[Dataset items]
'''

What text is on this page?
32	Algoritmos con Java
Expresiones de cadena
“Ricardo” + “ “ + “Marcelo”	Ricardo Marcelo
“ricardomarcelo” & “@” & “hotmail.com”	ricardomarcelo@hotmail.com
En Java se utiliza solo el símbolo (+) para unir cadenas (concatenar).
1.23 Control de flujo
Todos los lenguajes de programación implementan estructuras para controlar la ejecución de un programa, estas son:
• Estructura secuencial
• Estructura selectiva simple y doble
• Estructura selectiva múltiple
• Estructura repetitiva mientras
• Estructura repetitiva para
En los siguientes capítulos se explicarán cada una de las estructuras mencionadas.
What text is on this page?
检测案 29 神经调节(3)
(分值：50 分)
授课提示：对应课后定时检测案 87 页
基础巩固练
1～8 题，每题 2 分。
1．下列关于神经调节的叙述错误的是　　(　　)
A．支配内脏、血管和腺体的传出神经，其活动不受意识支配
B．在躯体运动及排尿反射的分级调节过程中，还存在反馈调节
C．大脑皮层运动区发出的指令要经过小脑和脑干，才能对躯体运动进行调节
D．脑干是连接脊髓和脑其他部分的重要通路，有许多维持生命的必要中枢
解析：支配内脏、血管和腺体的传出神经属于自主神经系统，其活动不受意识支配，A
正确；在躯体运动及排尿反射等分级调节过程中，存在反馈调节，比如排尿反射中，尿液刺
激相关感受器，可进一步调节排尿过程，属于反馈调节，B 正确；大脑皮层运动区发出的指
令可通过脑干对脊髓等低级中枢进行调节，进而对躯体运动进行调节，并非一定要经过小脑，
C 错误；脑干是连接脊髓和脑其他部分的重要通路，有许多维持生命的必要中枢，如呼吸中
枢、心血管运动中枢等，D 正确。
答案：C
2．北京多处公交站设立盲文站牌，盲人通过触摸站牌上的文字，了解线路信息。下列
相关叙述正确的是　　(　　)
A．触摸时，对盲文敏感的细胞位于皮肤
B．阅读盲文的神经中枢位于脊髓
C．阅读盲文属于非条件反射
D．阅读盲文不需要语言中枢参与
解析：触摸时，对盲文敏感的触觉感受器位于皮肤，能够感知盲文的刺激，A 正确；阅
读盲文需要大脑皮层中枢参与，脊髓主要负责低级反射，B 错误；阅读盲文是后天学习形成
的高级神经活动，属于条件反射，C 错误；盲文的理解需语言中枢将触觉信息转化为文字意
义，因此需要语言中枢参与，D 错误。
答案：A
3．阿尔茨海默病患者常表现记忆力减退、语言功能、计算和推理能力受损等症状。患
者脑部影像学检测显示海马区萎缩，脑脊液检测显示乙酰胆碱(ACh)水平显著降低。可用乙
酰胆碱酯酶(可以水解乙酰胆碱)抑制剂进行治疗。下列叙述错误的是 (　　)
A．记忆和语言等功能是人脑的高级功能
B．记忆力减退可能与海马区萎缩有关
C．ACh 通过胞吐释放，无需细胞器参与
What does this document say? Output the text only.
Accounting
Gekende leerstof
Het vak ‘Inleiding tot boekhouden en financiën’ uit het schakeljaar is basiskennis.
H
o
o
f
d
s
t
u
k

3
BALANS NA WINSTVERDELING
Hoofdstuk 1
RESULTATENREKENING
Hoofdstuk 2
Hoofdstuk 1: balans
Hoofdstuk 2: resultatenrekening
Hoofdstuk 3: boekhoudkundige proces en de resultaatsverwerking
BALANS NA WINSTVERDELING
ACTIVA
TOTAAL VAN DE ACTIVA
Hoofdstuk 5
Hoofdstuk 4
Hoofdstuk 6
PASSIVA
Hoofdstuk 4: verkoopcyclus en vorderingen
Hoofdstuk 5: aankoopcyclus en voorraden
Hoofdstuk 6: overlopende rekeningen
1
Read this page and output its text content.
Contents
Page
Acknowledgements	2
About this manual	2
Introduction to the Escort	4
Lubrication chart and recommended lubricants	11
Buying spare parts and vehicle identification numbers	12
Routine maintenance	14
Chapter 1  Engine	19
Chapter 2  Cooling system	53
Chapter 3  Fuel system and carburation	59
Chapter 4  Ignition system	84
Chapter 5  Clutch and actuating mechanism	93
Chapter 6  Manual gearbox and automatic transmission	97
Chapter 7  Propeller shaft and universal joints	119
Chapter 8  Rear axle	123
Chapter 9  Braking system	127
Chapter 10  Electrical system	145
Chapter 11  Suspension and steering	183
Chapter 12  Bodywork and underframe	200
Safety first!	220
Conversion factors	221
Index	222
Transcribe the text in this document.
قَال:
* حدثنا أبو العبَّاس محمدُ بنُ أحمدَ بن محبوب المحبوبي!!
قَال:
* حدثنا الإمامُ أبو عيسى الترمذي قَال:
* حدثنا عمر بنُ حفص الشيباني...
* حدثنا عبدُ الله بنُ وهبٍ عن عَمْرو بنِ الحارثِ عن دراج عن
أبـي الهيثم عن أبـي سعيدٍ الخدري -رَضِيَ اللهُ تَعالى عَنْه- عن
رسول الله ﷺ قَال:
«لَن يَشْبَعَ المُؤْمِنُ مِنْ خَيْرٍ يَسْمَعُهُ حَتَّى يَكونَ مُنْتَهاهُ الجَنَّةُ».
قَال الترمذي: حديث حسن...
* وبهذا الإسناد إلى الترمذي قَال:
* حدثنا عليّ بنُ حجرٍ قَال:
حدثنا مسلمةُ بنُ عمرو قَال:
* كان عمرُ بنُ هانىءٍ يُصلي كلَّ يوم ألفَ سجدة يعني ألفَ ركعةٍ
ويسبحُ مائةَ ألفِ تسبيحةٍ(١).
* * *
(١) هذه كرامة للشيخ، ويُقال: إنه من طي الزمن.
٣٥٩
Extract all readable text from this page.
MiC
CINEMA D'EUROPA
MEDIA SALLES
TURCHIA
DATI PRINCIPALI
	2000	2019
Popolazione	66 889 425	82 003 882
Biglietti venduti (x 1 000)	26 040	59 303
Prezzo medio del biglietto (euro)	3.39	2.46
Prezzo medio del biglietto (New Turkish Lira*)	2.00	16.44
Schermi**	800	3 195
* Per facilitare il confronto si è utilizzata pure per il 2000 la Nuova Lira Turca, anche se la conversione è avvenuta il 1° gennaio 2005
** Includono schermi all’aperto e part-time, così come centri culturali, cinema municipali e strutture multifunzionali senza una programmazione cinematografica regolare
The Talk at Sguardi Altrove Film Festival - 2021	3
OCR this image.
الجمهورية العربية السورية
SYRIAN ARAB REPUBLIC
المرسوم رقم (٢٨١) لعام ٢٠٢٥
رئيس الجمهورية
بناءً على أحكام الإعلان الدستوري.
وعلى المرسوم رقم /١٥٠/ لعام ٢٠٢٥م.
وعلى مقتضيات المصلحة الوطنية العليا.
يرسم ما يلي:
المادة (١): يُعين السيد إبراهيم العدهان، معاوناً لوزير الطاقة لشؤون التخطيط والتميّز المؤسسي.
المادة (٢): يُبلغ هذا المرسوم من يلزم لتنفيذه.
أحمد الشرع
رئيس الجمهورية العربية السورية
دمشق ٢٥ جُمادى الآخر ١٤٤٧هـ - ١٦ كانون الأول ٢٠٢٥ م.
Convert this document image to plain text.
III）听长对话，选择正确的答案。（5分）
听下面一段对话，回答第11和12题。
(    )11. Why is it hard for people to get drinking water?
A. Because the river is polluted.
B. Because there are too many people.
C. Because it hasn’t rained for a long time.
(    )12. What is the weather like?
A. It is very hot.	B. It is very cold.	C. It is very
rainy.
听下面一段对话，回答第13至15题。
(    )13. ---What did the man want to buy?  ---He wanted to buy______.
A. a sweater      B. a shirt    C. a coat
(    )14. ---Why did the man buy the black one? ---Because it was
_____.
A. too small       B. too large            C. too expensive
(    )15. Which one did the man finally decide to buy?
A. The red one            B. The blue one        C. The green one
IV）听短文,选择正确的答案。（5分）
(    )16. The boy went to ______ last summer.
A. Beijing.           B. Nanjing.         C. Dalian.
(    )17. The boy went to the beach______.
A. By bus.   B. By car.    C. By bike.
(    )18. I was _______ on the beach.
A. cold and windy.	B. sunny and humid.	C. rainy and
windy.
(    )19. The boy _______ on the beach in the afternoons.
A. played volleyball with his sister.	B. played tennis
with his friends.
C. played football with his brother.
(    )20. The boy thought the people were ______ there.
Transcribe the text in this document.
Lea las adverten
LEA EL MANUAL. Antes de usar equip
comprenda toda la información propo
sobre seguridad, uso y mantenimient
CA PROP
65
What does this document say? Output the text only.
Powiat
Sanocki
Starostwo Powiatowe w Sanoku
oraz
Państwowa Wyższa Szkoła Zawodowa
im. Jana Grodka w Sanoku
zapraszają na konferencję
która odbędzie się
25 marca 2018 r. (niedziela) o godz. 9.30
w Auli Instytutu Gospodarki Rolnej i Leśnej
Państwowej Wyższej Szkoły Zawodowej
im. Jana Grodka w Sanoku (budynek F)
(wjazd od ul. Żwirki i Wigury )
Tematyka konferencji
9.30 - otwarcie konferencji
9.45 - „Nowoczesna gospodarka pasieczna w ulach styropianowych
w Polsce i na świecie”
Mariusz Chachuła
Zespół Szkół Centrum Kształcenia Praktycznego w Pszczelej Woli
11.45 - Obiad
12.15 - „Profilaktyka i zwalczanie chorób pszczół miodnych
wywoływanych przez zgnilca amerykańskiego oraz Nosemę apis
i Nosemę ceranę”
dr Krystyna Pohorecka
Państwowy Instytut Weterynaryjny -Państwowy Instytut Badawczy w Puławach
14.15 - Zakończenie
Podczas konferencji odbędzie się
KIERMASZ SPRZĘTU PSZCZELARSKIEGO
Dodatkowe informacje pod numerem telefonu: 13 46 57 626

'''

◆ Given exercise ◆
Which lines include "支配内脏"? Copy each of them out.

◆ Answer to this problem ◆
A．支配内脏、血管和腺体的传出神经，其活动不受意识支配
解析：支配内脏、血管和腺体的传出神经属于自主神经系统，其活动不受意识支配，A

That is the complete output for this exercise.